:: Listed entries ::
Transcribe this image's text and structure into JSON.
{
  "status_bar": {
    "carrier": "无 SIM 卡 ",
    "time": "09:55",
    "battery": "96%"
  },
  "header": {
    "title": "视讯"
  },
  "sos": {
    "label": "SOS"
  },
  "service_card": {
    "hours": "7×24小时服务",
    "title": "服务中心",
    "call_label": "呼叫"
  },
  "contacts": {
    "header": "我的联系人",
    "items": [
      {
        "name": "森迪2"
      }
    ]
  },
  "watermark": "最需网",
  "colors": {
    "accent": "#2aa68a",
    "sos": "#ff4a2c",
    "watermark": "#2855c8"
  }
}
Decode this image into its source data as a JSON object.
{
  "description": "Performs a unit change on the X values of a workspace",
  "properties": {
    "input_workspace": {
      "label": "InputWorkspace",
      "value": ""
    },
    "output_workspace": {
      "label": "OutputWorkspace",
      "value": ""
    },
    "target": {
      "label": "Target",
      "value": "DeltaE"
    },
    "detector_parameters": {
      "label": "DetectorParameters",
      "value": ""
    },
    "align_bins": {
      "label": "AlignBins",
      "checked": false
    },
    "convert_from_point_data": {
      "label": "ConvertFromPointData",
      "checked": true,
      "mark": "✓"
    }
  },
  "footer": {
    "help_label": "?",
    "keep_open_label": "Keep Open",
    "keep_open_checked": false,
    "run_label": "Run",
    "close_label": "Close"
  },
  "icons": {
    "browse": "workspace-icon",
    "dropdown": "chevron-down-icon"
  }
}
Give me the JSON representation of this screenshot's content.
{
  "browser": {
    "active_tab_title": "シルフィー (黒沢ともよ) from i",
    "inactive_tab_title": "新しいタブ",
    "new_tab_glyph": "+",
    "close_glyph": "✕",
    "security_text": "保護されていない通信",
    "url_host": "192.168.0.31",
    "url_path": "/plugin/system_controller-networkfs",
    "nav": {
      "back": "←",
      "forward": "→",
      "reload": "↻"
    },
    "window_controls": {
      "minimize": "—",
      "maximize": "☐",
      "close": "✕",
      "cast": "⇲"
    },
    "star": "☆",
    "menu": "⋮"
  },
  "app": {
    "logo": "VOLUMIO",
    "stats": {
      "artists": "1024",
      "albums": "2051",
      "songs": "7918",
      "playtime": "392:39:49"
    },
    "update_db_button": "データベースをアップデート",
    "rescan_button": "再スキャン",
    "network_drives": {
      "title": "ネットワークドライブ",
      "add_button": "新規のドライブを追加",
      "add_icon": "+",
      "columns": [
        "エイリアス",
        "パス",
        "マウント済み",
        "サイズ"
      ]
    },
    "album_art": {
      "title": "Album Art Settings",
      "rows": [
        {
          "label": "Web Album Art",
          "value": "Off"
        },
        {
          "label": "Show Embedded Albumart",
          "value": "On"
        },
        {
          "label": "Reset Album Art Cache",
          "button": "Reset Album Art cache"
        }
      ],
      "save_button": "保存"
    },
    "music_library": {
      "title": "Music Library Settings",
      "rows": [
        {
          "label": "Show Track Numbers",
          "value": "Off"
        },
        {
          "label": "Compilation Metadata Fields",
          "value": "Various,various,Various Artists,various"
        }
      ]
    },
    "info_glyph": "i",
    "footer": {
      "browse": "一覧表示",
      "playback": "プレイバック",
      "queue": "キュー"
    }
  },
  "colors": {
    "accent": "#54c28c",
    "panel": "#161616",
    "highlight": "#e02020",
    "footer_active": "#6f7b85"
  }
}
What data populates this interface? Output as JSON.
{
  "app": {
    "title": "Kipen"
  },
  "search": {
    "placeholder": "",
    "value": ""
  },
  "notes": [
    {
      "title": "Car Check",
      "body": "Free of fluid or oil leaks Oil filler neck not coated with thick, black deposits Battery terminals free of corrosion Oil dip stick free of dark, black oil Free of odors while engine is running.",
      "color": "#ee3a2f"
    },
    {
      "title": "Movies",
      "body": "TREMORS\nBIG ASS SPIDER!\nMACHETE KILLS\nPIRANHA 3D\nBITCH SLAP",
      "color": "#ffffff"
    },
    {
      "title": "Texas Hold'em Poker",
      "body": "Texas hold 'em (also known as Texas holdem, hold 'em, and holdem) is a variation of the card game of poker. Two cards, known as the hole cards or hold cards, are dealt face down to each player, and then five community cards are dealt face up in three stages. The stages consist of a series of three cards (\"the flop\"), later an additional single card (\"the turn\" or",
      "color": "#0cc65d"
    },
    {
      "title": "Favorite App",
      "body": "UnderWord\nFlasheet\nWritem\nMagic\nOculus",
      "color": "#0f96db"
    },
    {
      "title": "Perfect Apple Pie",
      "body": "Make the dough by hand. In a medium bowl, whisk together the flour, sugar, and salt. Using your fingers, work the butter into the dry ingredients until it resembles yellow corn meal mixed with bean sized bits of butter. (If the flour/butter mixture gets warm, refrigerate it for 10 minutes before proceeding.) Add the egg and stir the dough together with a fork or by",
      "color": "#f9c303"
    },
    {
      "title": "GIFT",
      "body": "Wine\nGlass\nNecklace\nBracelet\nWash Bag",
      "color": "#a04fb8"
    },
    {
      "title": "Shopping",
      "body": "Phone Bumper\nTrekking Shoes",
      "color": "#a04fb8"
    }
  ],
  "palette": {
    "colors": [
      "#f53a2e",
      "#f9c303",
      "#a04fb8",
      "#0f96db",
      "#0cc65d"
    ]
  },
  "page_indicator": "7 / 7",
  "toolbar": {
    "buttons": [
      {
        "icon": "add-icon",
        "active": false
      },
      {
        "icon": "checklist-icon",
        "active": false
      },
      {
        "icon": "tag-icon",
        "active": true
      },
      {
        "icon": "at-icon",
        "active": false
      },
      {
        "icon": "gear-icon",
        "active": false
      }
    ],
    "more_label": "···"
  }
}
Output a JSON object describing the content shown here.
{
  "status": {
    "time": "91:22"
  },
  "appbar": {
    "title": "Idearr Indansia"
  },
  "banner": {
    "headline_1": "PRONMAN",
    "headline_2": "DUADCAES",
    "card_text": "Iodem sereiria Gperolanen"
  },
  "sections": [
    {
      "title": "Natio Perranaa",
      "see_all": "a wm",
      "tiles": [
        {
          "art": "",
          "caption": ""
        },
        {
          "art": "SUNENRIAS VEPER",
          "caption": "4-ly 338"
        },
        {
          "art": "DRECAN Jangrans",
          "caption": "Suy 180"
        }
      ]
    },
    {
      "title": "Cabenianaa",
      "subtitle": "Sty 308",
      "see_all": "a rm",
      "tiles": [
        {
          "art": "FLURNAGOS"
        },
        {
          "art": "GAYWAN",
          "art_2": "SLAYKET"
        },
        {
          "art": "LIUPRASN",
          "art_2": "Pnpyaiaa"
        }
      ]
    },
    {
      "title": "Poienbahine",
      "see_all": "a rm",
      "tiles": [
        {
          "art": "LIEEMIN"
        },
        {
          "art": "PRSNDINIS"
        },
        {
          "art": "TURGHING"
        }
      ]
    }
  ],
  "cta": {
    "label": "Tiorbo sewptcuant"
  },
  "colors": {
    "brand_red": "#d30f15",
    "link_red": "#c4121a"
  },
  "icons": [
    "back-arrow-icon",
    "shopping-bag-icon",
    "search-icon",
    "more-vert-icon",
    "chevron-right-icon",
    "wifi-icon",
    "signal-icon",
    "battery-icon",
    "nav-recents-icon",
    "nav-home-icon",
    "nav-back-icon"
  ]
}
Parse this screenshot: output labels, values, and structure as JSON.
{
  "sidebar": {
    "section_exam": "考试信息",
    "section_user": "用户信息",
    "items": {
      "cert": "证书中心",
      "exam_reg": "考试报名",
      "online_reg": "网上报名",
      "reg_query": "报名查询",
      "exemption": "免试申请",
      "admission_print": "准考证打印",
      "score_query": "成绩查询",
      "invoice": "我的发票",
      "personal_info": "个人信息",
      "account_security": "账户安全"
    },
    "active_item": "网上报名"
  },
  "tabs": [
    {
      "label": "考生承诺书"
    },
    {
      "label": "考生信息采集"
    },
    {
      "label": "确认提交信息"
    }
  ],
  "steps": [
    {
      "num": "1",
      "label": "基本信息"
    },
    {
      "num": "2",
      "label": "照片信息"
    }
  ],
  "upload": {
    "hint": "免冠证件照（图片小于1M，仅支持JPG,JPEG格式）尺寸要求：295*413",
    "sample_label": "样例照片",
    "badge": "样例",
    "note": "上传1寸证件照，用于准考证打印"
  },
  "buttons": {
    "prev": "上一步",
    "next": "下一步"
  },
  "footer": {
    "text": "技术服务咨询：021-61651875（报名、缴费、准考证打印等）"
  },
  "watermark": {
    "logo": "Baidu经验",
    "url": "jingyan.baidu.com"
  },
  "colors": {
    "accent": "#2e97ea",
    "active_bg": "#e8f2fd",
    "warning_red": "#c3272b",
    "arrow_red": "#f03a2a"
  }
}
:::
Exercise details
Copy out each line of the records that holds the string "object".

The answer
Decode this image into its source data as a JSON object.
Output a JSON object describing the content shown here.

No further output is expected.